┌──

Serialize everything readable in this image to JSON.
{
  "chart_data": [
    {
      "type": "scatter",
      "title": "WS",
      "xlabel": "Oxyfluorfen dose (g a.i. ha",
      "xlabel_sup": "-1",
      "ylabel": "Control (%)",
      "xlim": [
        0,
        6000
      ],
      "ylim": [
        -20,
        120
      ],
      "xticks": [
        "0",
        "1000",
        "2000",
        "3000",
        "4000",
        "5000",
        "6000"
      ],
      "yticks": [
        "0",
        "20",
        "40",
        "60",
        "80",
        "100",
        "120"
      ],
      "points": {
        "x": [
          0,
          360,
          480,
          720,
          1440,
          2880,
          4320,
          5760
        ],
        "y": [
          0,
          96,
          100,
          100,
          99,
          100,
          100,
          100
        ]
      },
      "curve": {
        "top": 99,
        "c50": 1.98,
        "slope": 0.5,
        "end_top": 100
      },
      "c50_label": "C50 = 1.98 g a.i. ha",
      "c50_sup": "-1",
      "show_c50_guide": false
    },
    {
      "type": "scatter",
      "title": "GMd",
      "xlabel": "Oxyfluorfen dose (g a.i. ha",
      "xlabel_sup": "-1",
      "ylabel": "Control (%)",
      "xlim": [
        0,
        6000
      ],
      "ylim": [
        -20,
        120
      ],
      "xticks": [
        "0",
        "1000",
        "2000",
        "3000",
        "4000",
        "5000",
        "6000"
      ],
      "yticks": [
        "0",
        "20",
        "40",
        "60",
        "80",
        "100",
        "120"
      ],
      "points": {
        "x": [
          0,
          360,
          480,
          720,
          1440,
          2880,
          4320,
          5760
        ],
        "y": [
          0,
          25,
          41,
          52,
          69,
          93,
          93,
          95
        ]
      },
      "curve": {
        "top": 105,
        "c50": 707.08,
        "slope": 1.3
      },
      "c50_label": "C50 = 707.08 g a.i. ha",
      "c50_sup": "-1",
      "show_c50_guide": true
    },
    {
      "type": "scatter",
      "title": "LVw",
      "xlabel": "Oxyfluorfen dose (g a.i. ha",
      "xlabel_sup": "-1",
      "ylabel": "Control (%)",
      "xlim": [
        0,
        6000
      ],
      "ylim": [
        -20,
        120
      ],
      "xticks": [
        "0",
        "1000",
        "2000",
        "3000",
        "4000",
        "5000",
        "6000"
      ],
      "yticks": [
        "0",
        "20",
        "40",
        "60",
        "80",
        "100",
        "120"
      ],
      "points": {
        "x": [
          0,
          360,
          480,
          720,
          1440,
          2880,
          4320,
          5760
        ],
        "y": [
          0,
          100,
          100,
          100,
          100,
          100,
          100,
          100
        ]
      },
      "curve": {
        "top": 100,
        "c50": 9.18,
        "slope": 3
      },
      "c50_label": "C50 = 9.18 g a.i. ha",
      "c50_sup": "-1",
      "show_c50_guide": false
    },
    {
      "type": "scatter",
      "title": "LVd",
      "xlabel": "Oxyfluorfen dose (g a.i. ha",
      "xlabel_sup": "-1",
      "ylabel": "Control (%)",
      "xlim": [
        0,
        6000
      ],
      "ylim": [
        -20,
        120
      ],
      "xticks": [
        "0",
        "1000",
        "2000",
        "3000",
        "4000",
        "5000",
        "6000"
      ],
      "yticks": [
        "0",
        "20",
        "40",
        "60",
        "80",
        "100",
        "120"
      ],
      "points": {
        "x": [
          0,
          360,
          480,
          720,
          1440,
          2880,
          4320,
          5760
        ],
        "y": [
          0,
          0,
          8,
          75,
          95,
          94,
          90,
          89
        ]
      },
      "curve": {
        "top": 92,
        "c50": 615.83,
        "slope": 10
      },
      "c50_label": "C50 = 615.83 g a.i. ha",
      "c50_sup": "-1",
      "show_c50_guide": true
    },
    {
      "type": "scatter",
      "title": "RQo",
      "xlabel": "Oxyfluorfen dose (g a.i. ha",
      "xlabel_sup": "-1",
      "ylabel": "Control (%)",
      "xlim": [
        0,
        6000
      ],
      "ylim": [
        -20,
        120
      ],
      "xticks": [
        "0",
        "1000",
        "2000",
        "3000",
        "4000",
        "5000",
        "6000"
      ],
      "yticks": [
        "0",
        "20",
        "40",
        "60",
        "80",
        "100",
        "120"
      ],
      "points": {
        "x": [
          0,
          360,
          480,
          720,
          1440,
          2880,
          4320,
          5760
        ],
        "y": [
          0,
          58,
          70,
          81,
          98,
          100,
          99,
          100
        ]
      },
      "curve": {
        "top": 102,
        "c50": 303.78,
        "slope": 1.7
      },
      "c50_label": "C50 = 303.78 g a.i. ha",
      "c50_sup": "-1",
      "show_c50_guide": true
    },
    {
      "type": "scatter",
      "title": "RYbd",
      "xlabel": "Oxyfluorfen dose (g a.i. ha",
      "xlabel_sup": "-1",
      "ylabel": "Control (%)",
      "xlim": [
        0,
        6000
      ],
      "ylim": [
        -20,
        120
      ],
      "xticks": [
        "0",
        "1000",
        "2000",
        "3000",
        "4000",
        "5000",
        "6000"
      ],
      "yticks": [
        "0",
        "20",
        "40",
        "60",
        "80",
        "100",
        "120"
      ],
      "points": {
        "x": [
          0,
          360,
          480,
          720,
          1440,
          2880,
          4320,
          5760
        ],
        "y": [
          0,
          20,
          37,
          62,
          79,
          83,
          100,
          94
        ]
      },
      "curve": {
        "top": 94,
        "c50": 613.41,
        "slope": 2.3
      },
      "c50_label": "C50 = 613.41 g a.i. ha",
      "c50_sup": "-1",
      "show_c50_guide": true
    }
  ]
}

└──

--- WRITTEN REQUEST ---
Quote all of the entries verbatim.

--- SOLUTION FOR THIS EXERCISE ---
Serialize everything readable in this image to JSON.
{
  "chart_data": [
    {
      "type": "scatter",
      "title": "WS",
      "xlabel": "Oxyfluorfen dose (g a.i. ha",
      "xlabel_sup": "-1",
      "ylabel": "Control (%)",
      "xlim": [
        0,
        6000
      ],
      "ylim": [
        -20,
        120
      ],
      "xticks": [
        "0",
        "1000",
        "2000",
        "3000",
        "4000",
        "5000",
        "6000"
      ],
      "yticks": [
        "0",
        "20",
        "40",
        "60",
        "80",
        "100",
        "120"
      ],
      "points": {
        "x": [
          0,
          360,
          480,
          720,
          1440,
          2880,
          4320,
          5760
        ],
        "y": [
          0,
          96,
          100,
          100,
          99,
          100,
          100,
          100
        ]
      },
      "curve": {
        "top": 99,
        "c50": 1.98,
        "slope": 0.5,
        "end_top": 100
      },
      "c50_label": "C50 = 1.98 g a.i. ha",
      "c50_sup": "-1",
      "show_c50_guide": false
    },
    {
      "type": "scatter",
      "title": "GMd",
      "xlabel": "Oxyfluorfen dose (g a.i. ha",
      "xlabel_sup": "-1",
      "ylabel": "Control (%)",
      "xlim": [
        0,
        6000
      ],
      "ylim": [
        -20,
        120
      ],
      "xticks": [
        "0",
        "1000",
        "2000",
        "3000",
        "4000",
        "5000",
        "6000"
      ],
      "yticks": [
        "0",
        "20",
        "40",
        "60",
        "80",
        "100",
        "120"
      ],
      "points": {
        "x": [
          0,
          360,
          480,
          720,
          1440,
          2880,
          4320,
          5760
        ],
        "y": [
          0,
          25,
          41,
          52,
          69,
          93,
          93,
          95
        ]
      },
      "curve": {
        "top": 105,
        "c50": 707.08,
        "slope": 1.3
      },
      "c50_label": "C50 = 707.08 g a.i. ha",
      "c50_sup": "-1",
      "show_c50_guide": true
    },
    {
      "type": "scatter",
      "title": "LVw",
      "xlabel": "Oxyfluorfen dose (g a.i. ha",
      "xlabel_sup": "-1",
      "ylabel": "Control (%)",
      "xlim": [
        0,
        6000
      ],
      "ylim": [
        -20,
        120
      ],
      "xticks": [
        "0",
        "1000",
        "2000",
        "3000",
        "4000",
        "5000",
        "6000"
      ],
      "yticks": [
        "0",
        "20",
        "40",
        "60",
        "80",
        "100",
        "120"
      ],
      "points": {
        "x": [
          0,
          360,
          480,
          720,
          1440,
          2880,
          4320,
          5760
        ],
        "y": [
          0,
          100,
          100,
          100,
          100,
          100,
          100,
          100
        ]
      },
      "curve": {
        "top": 100,
        "c50": 9.18,
        "slope": 3
      },
      "c50_label": "C50 = 9.18 g a.i. ha",
      "c50_sup": "-1",
      "show_c50_guide": false
    },
    {
      "type": "scatter",
      "title": "LVd",
      "xlabel": "Oxyfluorfen dose (g a.i. ha",
      "xlabel_sup": "-1",
      "ylabel": "Control (%)",
      "xlim": [
        0,
        6000
      ],
      "ylim": [
        -20,
        120
      ],
      "xticks": [
        "0",
        "1000",
        "2000",
        "3000",
        "4000",
        "5000",
        "6000"
      ],
      "yticks": [
        "0",
        "20",
        "40",
        "60",
        "80",
        "100",
        "120"
      ],
      "points": {
        "x": [
          0,
          360,
          480,
          720,
          1440,
          2880,
          4320,
          5760
        ],
        "y": [
          0,
          0,
          8,
          75,
          95,
          94,
          90,
          89
        ]
      },
      "curve": {
        "top": 92,
        "c50": 615.83,
        "slope": 10
      },
      "c50_label": "C50 = 615.83 g a.i. ha",
      "c50_sup": "-1",
      "show_c50_guide": true
    },
    {
      "type": "scatter",
      "title": "RQo",
      "xlabel": "Oxyfluorfen dose (g a.i. ha",
      "xlabel_sup": "-1",
      "ylabel": "Control (%)",
      "xlim": [
        0,
        6000
      ],
      "ylim": [
        -20,
        120
      ],
      "xticks": [
        "0",
        "1000",
        "2000",
        "3000",
        "4000",
        "5000",
        "6000"
      ],
      "yticks": [
        "0",
        "20",
        "40",
        "60",
        "80",
        "100",
        "120"
      ],
      "points": {
        "x": [
          0,
          360,
          480,
          720,
          1440,
          2880,
          4320,
          5760
        ],
        "y": [
          0,
          58,
          70,
          81,
          98,
          100,
          99,
          100
        ]
      },
      "curve": {
        "top": 102,
        "c50": 303.78,
        "slope": 1.7
      },
      "c50_label": "C50 = 303.78 g a.i. ha",
      "c50_sup": "-1",
      "show_c50_guide": true
    },
    {
      "type": "scatter",
      "title": "RYbd",
      "xlabel": "Oxyfluorfen dose (g a.i. ha",
      "xlabel_sup": "-1",
      "ylabel": "Control (%)",
      "xlim": [
        0,
        6000
      ],
      "ylim": [
        -20,
        120
      ],
      "xticks": [
        "0",
        "1000",
        "2000",
        "3000",
        "4000",
        "5000",
        "6000"
      ],
      "yticks": [
        "0",
        "20",
        "40",
        "60",
        "80",
        "100",
        "120"
      ],
      "points": {
        "x": [
          0,
          360,
          480,
          720,
          1440,
          2880,
          4320,
          5760
        ],
        "y": [
          0,
          20,
          37,
          62,
          79,
          83,
          100,
          94
        ]
      },
      "curve": {
        "top": 94,
        "c50": 613.41,
        "slope": 2.3
      },
      "c50_label": "C50 = 613.41 g a.i. ha",
      "c50_sup": "-1",
      "show_c50_guide": true
    }
  ]
}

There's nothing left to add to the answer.